Pull out every line of the records that contains the string "catalogue", matching case exactly.
★ ★ ★ ★
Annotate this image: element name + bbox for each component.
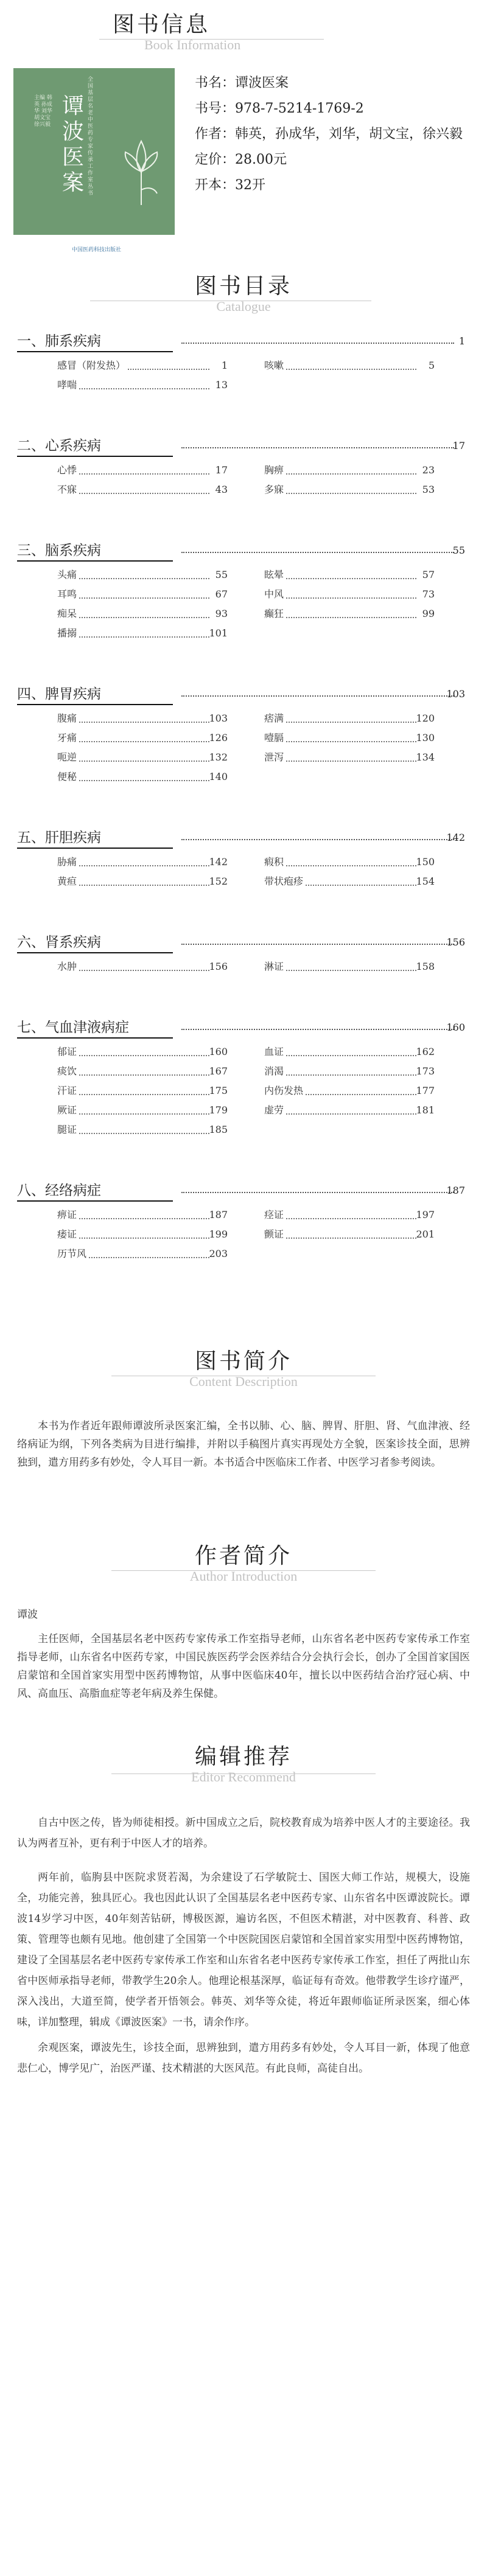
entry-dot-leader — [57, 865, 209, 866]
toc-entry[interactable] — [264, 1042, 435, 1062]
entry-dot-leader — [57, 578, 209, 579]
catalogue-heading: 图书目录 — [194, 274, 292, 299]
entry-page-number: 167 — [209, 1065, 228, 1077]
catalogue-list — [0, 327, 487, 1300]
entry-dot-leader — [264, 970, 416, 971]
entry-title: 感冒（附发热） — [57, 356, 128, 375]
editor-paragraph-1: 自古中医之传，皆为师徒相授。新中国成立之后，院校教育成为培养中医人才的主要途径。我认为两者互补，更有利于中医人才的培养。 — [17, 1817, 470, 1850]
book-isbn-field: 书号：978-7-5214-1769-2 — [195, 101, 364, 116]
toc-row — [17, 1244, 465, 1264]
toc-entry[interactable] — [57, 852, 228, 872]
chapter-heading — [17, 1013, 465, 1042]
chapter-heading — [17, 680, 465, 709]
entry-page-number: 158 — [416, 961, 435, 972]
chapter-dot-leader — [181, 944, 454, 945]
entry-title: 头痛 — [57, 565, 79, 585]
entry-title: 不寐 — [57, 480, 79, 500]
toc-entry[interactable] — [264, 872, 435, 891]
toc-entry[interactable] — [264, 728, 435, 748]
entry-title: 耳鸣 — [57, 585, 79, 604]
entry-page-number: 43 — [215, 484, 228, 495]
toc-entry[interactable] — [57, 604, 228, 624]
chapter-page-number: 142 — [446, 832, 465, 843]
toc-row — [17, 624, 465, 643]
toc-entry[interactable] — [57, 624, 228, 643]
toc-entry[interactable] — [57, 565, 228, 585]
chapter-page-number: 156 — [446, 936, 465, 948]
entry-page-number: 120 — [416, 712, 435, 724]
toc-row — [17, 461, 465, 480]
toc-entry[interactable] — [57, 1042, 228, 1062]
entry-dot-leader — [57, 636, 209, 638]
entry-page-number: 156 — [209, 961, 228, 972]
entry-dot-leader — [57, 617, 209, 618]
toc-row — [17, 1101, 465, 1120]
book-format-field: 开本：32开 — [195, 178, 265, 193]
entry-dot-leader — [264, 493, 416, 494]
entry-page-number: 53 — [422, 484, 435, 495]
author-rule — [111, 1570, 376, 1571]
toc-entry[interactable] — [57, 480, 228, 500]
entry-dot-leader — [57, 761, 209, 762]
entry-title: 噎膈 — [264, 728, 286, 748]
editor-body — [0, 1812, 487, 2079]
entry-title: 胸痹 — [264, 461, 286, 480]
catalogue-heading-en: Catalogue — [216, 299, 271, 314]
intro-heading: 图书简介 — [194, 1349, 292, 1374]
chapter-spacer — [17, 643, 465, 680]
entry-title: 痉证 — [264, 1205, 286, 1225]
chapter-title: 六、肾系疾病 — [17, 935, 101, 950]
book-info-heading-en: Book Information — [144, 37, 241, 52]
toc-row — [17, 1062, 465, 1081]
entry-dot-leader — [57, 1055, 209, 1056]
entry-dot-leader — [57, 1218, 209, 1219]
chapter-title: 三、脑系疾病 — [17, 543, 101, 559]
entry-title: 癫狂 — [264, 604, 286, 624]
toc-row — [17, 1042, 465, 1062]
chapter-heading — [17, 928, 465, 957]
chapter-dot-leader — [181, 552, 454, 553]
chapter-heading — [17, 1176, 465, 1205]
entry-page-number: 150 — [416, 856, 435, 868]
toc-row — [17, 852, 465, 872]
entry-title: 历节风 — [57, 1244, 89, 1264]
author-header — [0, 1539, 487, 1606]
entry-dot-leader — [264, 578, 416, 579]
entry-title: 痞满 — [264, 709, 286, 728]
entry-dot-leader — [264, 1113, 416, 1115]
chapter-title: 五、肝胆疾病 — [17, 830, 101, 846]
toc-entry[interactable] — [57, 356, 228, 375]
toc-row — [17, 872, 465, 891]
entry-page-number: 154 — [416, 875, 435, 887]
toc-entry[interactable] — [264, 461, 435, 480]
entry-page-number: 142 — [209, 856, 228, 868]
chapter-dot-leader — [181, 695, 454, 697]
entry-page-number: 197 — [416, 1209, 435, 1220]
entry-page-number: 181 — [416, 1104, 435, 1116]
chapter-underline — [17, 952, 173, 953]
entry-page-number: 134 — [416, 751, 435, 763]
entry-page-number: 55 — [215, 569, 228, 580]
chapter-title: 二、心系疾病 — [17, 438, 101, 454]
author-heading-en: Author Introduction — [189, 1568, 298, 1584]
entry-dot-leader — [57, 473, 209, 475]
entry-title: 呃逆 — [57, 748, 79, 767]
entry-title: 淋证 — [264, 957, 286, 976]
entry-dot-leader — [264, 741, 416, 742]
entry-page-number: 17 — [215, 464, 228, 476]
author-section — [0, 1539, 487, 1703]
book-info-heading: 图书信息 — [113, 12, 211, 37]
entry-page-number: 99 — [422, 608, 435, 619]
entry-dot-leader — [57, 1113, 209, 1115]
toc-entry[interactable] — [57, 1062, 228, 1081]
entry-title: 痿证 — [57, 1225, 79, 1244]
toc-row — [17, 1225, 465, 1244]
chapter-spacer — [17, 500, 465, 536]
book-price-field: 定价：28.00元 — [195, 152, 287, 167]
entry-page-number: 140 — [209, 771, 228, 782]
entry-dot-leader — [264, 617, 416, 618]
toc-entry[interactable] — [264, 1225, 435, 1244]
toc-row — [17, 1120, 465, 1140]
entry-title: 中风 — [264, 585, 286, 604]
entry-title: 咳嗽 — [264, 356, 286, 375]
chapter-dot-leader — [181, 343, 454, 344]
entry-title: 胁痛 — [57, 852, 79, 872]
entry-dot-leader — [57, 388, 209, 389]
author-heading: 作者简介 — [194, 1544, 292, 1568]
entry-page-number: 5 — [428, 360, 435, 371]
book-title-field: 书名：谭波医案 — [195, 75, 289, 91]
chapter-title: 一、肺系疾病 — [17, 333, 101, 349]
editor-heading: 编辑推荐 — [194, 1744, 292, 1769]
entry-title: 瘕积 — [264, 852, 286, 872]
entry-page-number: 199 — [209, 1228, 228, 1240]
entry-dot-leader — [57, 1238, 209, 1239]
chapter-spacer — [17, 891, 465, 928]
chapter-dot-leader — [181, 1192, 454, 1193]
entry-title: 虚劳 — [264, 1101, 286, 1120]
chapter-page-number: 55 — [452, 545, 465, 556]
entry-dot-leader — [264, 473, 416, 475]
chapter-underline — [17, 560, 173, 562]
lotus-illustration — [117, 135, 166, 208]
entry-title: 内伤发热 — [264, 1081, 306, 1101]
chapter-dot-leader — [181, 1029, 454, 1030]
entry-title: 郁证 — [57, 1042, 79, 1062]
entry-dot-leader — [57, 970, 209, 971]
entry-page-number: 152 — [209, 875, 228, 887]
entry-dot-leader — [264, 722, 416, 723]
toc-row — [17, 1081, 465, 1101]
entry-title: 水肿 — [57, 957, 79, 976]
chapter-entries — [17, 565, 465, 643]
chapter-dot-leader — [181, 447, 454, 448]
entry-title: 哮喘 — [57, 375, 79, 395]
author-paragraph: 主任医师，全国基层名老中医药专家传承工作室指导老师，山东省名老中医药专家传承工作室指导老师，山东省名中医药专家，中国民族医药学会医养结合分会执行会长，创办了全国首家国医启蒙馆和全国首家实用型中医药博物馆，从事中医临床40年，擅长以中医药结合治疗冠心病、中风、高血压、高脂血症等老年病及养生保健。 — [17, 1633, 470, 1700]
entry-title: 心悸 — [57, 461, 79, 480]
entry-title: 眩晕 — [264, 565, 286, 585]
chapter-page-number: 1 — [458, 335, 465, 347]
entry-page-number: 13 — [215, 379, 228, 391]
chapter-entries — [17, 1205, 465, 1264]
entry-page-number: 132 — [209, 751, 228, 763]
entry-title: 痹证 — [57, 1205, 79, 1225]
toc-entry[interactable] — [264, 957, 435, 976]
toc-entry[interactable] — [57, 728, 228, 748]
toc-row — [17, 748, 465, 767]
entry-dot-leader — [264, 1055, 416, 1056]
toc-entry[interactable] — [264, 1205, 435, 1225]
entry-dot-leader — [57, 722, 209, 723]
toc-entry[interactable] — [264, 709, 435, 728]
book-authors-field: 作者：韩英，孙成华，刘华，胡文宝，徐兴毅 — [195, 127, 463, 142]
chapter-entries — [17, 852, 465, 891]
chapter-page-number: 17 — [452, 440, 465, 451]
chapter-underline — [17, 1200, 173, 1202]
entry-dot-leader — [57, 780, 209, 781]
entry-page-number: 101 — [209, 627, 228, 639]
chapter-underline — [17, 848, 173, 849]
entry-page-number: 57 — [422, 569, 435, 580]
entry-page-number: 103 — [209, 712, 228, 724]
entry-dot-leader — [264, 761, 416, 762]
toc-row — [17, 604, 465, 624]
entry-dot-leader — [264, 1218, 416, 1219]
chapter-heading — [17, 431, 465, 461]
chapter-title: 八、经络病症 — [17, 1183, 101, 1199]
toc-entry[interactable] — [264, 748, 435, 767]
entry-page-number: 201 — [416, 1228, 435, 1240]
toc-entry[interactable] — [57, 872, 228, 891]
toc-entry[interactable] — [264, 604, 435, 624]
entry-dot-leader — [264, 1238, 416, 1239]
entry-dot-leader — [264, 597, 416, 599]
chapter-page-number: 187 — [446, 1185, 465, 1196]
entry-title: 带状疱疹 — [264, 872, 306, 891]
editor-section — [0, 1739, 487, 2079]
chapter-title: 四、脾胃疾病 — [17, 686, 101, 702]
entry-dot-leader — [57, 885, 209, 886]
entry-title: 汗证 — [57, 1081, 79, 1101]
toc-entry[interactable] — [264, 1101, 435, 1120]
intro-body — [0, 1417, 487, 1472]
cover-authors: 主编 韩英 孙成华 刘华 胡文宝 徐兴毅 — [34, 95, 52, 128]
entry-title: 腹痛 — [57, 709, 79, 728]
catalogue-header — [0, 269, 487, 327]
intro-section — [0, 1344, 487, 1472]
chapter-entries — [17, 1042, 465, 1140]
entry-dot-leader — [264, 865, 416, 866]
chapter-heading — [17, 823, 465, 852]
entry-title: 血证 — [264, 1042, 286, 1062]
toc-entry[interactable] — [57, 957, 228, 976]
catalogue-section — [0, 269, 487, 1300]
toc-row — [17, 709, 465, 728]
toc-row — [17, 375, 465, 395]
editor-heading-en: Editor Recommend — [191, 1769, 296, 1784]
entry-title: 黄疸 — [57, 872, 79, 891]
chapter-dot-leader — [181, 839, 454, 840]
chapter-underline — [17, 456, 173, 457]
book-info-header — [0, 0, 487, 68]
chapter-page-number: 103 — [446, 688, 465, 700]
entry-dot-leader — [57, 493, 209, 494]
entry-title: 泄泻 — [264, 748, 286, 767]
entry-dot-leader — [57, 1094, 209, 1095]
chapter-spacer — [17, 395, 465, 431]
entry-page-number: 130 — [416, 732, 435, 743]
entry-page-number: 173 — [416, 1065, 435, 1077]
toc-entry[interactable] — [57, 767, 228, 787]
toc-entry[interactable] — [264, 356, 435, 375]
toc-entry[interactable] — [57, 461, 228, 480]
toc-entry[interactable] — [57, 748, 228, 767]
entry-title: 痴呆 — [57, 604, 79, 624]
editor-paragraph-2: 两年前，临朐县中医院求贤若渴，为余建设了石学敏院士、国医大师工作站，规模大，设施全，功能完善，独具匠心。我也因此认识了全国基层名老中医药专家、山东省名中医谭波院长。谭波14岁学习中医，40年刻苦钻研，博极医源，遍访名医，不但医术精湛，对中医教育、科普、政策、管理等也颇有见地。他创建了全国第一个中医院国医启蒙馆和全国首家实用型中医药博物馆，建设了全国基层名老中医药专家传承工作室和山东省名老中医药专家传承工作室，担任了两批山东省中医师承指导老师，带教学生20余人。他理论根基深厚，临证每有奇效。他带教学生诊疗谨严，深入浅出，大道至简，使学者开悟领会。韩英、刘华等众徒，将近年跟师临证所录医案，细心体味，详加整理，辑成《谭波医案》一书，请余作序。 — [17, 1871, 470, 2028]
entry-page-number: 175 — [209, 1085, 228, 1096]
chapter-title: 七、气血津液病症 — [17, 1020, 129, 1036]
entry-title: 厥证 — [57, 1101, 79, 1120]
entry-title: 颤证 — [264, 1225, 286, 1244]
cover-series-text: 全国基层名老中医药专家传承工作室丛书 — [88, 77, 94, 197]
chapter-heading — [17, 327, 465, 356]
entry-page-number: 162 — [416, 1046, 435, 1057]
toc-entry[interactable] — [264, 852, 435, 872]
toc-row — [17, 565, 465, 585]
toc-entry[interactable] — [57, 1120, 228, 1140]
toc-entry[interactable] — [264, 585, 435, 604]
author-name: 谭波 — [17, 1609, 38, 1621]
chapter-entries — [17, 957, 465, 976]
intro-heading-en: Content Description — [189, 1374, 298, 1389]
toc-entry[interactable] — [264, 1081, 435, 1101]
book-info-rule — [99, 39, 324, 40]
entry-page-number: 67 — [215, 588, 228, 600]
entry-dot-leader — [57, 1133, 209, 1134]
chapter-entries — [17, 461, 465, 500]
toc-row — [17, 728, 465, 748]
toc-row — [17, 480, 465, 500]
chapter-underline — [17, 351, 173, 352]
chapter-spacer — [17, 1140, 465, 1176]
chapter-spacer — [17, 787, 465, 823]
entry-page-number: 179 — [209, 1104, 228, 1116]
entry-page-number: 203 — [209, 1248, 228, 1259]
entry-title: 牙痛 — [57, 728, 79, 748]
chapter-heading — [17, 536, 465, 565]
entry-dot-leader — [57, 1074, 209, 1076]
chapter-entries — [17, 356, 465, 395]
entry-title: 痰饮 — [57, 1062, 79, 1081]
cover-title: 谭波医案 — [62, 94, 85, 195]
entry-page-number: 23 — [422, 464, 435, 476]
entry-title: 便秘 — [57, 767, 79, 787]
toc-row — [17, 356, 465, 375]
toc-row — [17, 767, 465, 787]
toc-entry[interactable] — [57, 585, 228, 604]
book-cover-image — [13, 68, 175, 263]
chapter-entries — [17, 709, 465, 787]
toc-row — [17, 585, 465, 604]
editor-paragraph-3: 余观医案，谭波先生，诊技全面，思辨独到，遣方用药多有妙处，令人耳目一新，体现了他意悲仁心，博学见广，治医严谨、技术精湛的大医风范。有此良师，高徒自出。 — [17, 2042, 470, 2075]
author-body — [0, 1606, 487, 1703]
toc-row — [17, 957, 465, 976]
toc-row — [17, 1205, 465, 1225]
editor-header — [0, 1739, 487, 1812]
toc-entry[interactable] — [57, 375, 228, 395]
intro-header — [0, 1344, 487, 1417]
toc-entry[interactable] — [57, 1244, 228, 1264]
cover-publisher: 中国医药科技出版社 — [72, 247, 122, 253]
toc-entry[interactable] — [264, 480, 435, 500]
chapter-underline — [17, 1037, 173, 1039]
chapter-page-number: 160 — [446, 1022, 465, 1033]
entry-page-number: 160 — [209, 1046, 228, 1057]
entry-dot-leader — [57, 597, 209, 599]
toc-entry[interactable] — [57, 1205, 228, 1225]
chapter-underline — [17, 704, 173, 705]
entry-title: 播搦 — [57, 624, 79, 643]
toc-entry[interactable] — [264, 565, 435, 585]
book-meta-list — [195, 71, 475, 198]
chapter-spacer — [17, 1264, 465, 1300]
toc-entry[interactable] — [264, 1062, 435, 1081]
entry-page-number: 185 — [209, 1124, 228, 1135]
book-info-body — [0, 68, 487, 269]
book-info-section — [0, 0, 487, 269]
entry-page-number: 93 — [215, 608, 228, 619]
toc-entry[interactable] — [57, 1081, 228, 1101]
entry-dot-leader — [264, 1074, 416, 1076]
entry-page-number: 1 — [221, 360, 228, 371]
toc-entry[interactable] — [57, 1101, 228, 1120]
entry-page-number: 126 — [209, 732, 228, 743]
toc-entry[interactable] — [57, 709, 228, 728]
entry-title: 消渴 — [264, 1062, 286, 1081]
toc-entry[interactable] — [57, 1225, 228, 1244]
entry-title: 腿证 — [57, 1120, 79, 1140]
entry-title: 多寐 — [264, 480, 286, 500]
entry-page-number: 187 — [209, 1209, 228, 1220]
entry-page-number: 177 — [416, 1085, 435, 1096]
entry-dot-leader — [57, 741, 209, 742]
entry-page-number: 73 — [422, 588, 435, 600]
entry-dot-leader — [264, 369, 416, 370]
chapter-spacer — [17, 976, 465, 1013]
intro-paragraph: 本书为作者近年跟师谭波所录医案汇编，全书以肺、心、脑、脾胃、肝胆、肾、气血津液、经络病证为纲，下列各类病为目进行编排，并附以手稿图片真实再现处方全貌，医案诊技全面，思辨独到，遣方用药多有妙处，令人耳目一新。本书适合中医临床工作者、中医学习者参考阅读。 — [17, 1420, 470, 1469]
★ ★ ★ ★
_ANSWER IN FULL_
catalogue-heading: 图书目录 — [194, 274, 292, 299]
catalogue-list — [0, 327, 487, 1300]
catalogue-heading-en: Catalogue — [216, 299, 271, 314]
catalogue-header — [0, 269, 487, 327]
catalogue-section — [0, 269, 487, 1300]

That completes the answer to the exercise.